* REQUEST *
Keep only the lines that hold the string "学生生徒等納付金", filtering out the rest of the entries below.
___ RECORDS FOR PROCESSING ___
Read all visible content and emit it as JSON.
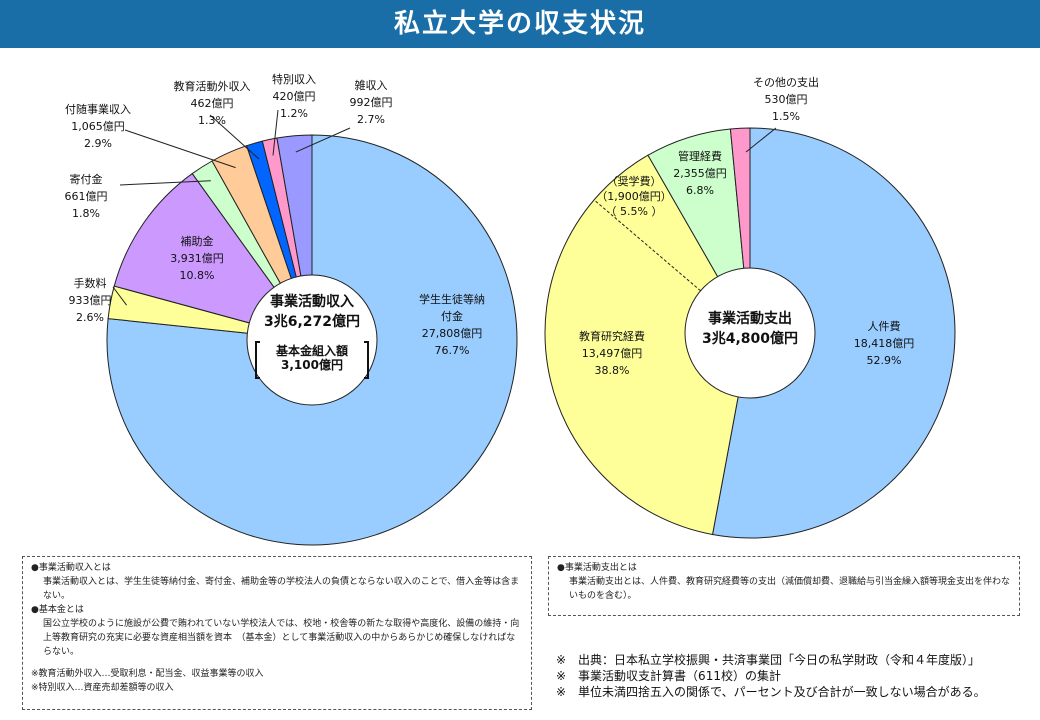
{
  "title": "私立大学の収支状況",
  "chart_data": [
    {
      "type": "pie",
      "style": "donut",
      "center_label": [
        "事業活動収入",
        "3兆6,272億円"
      ],
      "center_sub_label": [
        "基本金組入額",
        "3,100億円"
      ],
      "categories": [
        "学生生徒等納付金",
        "手数料",
        "補助金",
        "寄付金",
        "付随事業収入",
        "教育活動外収入",
        "特別収入",
        "雑収入"
      ],
      "values": [
        27808,
        933,
        3931,
        661,
        1065,
        462,
        420,
        992
      ],
      "percents": [
        76.7,
        2.6,
        10.8,
        1.8,
        2.9,
        1.3,
        1.2,
        2.7
      ],
      "labels": [
        {
          "lines": [
            "学生生徒等納",
            "付金",
            "27,808億円",
            "76.7%"
          ]
        },
        {
          "lines": [
            "手数料",
            "933億円",
            "2.6%"
          ]
        },
        {
          "lines": [
            "補助金",
            "3,931億円",
            "10.8%"
          ]
        },
        {
          "lines": [
            "寄付金",
            "661億円",
            "1.8%"
          ]
        },
        {
          "lines": [
            "付随事業収入",
            "1,065億円",
            "2.9%"
          ]
        },
        {
          "lines": [
            "教育活動外収入",
            "462億円",
            "1.3%"
          ]
        },
        {
          "lines": [
            "特別収入",
            "420億円",
            "1.2%"
          ]
        },
        {
          "lines": [
            "雑収入",
            "992億円",
            "2.7%"
          ]
        }
      ],
      "colors": [
        "#99ccff",
        "#ffff99",
        "#cc99ff",
        "#ccffcc",
        "#ffcc99",
        "#0066ff",
        "#ff99cc",
        "#9999ff"
      ]
    },
    {
      "type": "pie",
      "style": "donut",
      "center_label": [
        "事業活動支出",
        "3兆4,800億円"
      ],
      "categories": [
        "人件費",
        "教育研究経費",
        "管理経費",
        "その他の支出"
      ],
      "values": [
        18418,
        13497,
        2355,
        530
      ],
      "percents": [
        52.9,
        38.8,
        6.8,
        1.5
      ],
      "labels": [
        {
          "lines": [
            "人件費",
            "18,418億円",
            "52.9%"
          ]
        },
        {
          "lines": [
            "教育研究経費",
            "13,497億円",
            "38.8%"
          ]
        },
        {
          "lines": [
            "管理経費",
            "2,355億円",
            "6.8%"
          ]
        },
        {
          "lines": [
            "その他の支出",
            "530億円",
            "1.5%"
          ]
        }
      ],
      "colors": [
        "#99ccff",
        "#ffff99",
        "#ccffcc",
        "#ff99cc"
      ],
      "sub_item": {
        "lines": [
          "（奨学費）",
          "（1,900億円）",
          "（ 5.5% ）"
        ],
        "value": 1900,
        "percent": 5.5
      }
    }
  ],
  "definitions_left": [
    {
      "heading": "●事業活動収入とは",
      "body": "事業活動収入とは、学生生徒等納付金、寄付金、補助金等の学校法人の負債とならない収入のことで、借入金等は含まない。"
    },
    {
      "heading": "●基本金とは",
      "body": "国公立学校のように施設が公費で賄われていない学校法人では、校地・校舎等の新たな取得や高度化、設備の維持・向上等教育研究の充実に必要な資産相当額を資本　（基本金）として事業活動収入の中からあらかじめ確保しなければならない。"
    }
  ],
  "footnotes_left": [
    "※教育活動外収入…受取利息・配当金、収益事業等の収入",
    "※特別収入…資産売却差額等の収入"
  ],
  "definitions_right": [
    {
      "heading": "●事業活動支出とは",
      "body": "事業活動支出とは、人件費、教育研究経費等の支出（減価償却費、退職給与引当金繰入額等現金支出を伴わないものを含む）。"
    }
  ],
  "notes": [
    "※　出典：日本私立学校振興・共済事業団「今日の私学財政（令和４年度版）」",
    "※　事業活動収支計算書（611校）の集計",
    "※　単位未満四捨五入の関係で、パーセント及び合計が一致しない場合がある。"
  ]
}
___
* OUTPUT *
        "学生生徒等納付金",
      "body": "事業活動収入とは、学生生徒等納付金、寄付金、補助金等の学校法人の負債とならない収入のことで、借入金等は含まない。"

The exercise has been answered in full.